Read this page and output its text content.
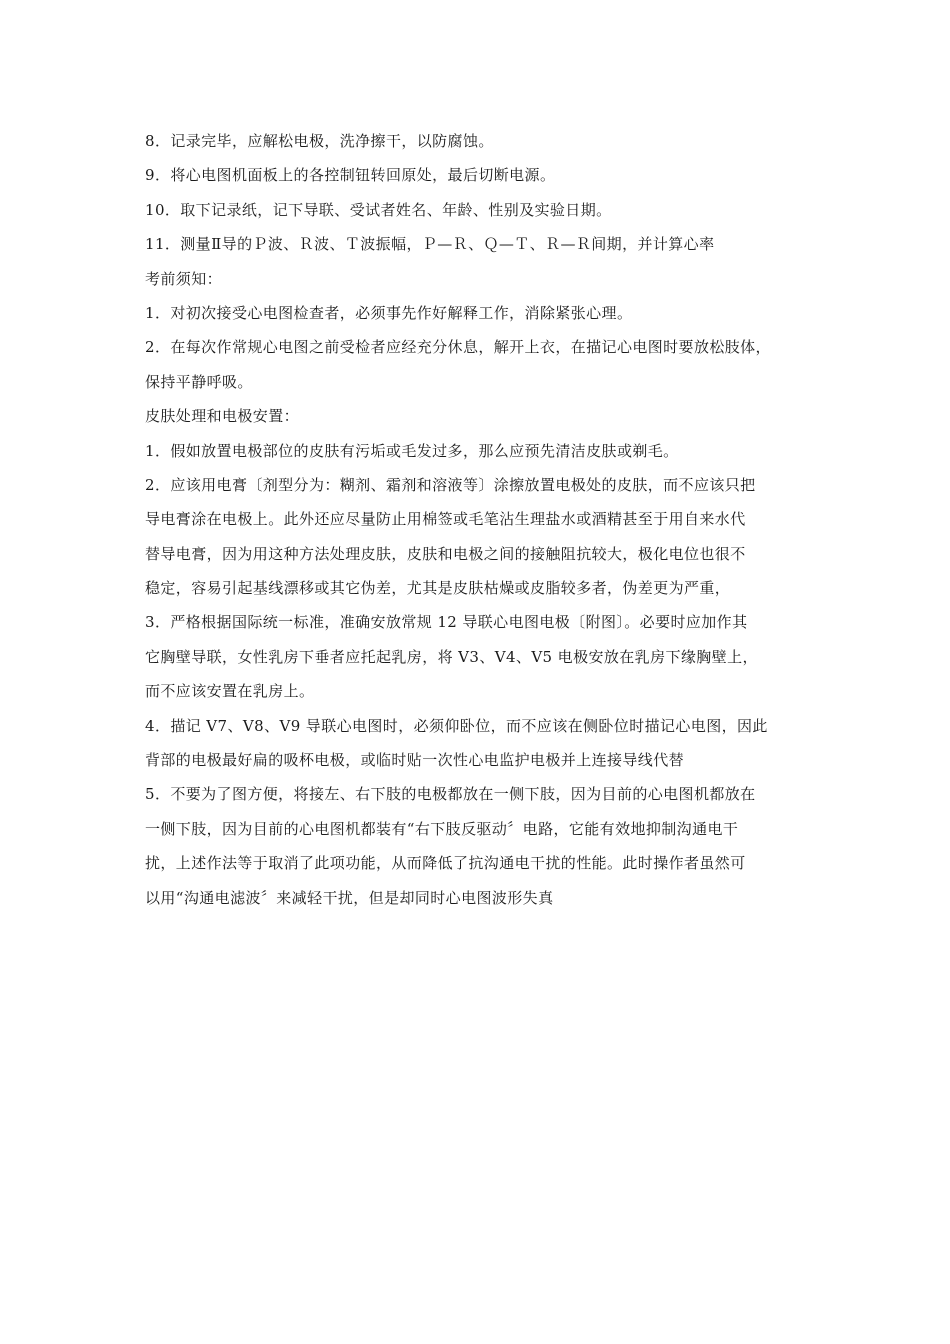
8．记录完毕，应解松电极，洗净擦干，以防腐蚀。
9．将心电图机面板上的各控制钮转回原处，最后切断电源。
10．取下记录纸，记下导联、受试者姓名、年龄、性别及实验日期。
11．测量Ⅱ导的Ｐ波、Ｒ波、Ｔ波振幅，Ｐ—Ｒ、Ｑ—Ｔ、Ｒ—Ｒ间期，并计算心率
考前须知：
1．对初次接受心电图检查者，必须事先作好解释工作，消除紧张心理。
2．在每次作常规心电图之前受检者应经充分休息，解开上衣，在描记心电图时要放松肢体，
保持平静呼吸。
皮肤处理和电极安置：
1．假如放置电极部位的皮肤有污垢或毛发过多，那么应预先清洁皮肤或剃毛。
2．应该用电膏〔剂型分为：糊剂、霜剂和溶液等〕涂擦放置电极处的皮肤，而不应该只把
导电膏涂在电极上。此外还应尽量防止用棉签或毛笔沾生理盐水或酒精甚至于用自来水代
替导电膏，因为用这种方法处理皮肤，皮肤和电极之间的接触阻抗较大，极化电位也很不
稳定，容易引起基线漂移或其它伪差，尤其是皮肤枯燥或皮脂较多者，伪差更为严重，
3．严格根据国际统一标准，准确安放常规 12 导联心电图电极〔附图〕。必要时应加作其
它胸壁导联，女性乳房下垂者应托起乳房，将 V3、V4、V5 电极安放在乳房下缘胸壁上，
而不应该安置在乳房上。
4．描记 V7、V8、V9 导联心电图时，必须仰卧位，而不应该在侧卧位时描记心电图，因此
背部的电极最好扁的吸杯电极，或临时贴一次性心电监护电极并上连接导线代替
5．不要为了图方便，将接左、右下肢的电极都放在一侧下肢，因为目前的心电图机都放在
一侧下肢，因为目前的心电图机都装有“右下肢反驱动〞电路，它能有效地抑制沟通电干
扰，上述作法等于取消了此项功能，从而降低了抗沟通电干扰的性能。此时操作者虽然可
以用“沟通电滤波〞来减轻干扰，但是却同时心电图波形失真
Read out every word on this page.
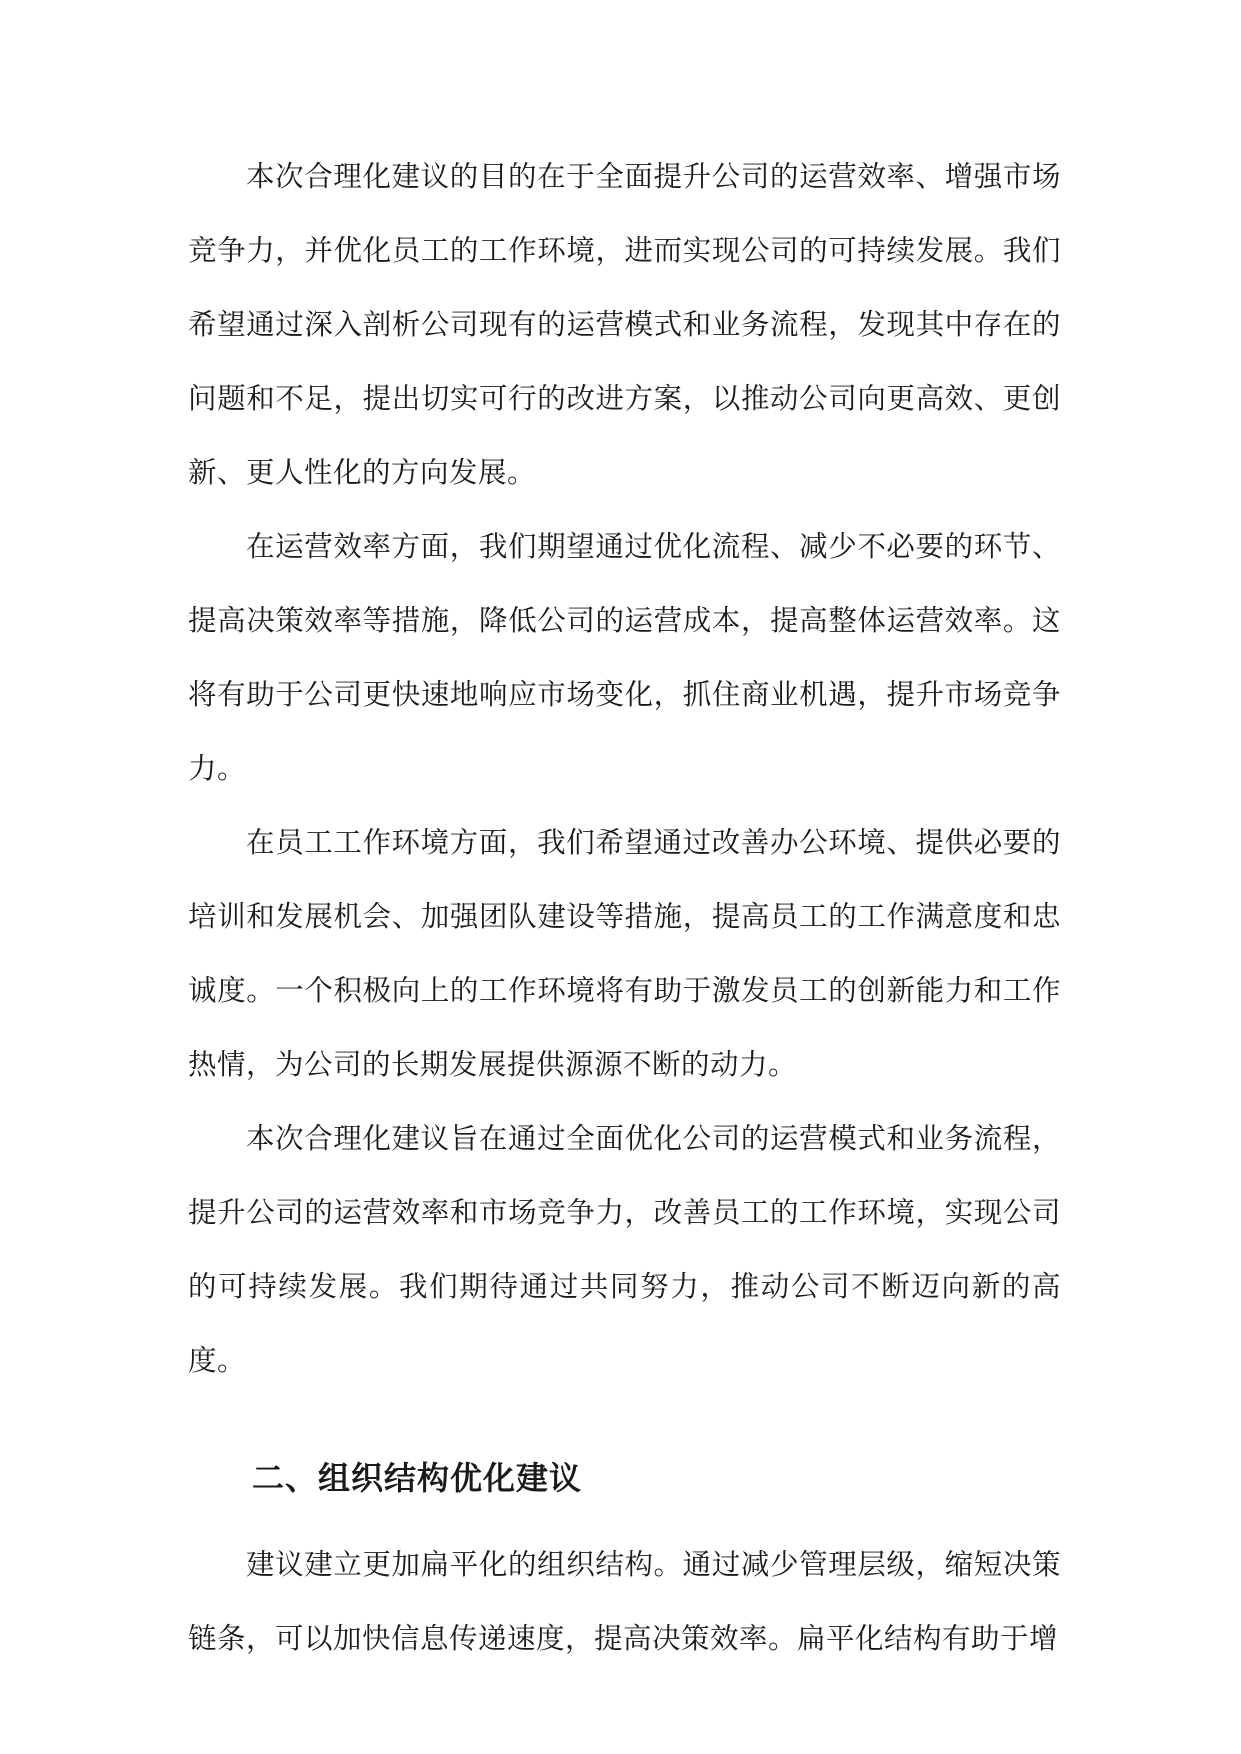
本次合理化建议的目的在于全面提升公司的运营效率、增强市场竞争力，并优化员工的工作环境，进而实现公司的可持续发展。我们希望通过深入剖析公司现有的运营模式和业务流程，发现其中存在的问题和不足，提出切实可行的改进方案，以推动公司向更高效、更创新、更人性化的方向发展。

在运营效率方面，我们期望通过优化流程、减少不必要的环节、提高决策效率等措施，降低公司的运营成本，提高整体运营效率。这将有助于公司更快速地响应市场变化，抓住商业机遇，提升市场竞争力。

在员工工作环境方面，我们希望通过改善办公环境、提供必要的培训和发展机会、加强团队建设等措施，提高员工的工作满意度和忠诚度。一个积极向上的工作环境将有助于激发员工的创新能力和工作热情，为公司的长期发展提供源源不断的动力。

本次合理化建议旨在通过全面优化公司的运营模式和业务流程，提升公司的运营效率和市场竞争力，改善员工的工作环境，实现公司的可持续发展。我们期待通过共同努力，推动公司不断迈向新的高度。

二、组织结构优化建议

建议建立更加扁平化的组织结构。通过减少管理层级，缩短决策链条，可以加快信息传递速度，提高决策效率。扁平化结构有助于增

------------------------

→ Request
Pictures in the records above are not copied; print everything else exactly.

→ Answer below
Read this page and output its text content.
8．记录完毕，应解松电极，洗净擦干，以防腐蚀。
9．将心电图机面板上的各控制钮转回原处，最后切断电源。
10．取下记录纸，记下导联、受试者姓名、年龄、性别及实验日期。
11．测量Ⅱ导的Ｐ波、Ｒ波、Ｔ波振幅，Ｐ—Ｒ、Ｑ—Ｔ、Ｒ—Ｒ间期，并计算心率
考前须知：
1．对初次接受心电图检查者，必须事先作好解释工作，消除紧张心理。
2．在每次作常规心电图之前受检者应经充分休息，解开上衣，在描记心电图时要放松肢体，
保持平静呼吸。
皮肤处理和电极安置：
1．假如放置电极部位的皮肤有污垢或毛发过多，那么应预先清洁皮肤或剃毛。
2．应该用电膏〔剂型分为：糊剂、霜剂和溶液等〕涂擦放置电极处的皮肤，而不应该只把
导电膏涂在电极上。此外还应尽量防止用棉签或毛笔沾生理盐水或酒精甚至于用自来水代
替导电膏，因为用这种方法处理皮肤，皮肤和电极之间的接触阻抗较大，极化电位也很不
稳定，容易引起基线漂移或其它伪差，尤其是皮肤枯燥或皮脂较多者，伪差更为严重，
3．严格根据国际统一标准，准确安放常规 12 导联心电图电极〔附图〕。必要时应加作其
它胸壁导联，女性乳房下垂者应托起乳房，将 V3、V4、V5 电极安放在乳房下缘胸壁上，
而不应该安置在乳房上。
4．描记 V7、V8、V9 导联心电图时，必须仰卧位，而不应该在侧卧位时描记心电图，因此
背部的电极最好扁的吸杯电极，或临时贴一次性心电监护电极并上连接导线代替
5．不要为了图方便，将接左、右下肢的电极都放在一侧下肢，因为目前的心电图机都放在
一侧下肢，因为目前的心电图机都装有“右下肢反驱动〞电路，它能有效地抑制沟通电干
扰，上述作法等于取消了此项功能，从而降低了抗沟通电干扰的性能。此时操作者虽然可
以用“沟通电滤波〞来减轻干扰，但是却同时心电图波形失真
Read out every word on this page.
本次合理化建议的目的在于全面提升公司的运营效率、增强市场竞争力，并优化员工的工作环境，进而实现公司的可持续发展。我们希望通过深入剖析公司现有的运营模式和业务流程，发现其中存在的问题和不足，提出切实可行的改进方案，以推动公司向更高效、更创新、更人性化的方向发展。

在运营效率方面，我们期望通过优化流程、减少不必要的环节、提高决策效率等措施，降低公司的运营成本，提高整体运营效率。这将有助于公司更快速地响应市场变化，抓住商业机遇，提升市场竞争力。

在员工工作环境方面，我们希望通过改善办公环境、提供必要的培训和发展机会、加强团队建设等措施，提高员工的工作满意度和忠诚度。一个积极向上的工作环境将有助于激发员工的创新能力和工作热情，为公司的长期发展提供源源不断的动力。

本次合理化建议旨在通过全面优化公司的运营模式和业务流程，提升公司的运营效率和市场竞争力，改善员工的工作环境，实现公司的可持续发展。我们期待通过共同努力，推动公司不断迈向新的高度。

二、组织结构优化建议

建议建立更加扁平化的组织结构。通过减少管理层级，缩短决策链条，可以加快信息传递速度，提高决策效率。扁平化结构有助于增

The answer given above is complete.